## Data excerpts

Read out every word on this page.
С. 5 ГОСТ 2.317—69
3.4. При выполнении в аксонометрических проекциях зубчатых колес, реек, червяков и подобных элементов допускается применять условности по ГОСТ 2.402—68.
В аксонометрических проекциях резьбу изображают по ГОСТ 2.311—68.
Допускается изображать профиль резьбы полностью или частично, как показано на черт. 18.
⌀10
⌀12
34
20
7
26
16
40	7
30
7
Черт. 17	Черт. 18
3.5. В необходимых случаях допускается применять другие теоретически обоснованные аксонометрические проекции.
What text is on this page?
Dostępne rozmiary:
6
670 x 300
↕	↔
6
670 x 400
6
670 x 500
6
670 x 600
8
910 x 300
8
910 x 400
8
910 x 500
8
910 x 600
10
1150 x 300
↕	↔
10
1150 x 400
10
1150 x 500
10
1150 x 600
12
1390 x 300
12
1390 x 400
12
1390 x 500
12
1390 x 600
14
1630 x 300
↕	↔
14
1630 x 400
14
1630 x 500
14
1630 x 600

## What you should do
Show every line from the entries above in which the word "применять" appears.

## Completed exercise
3.4. При выполнении в аксонометрических проекциях зубчатых колес, реек, червяков и подобных элементов допускается применять условности по ГОСТ 2.402—68.
3.5. В необходимых случаях допускается применять другие теоретически обоснованные аксонометрические проекции.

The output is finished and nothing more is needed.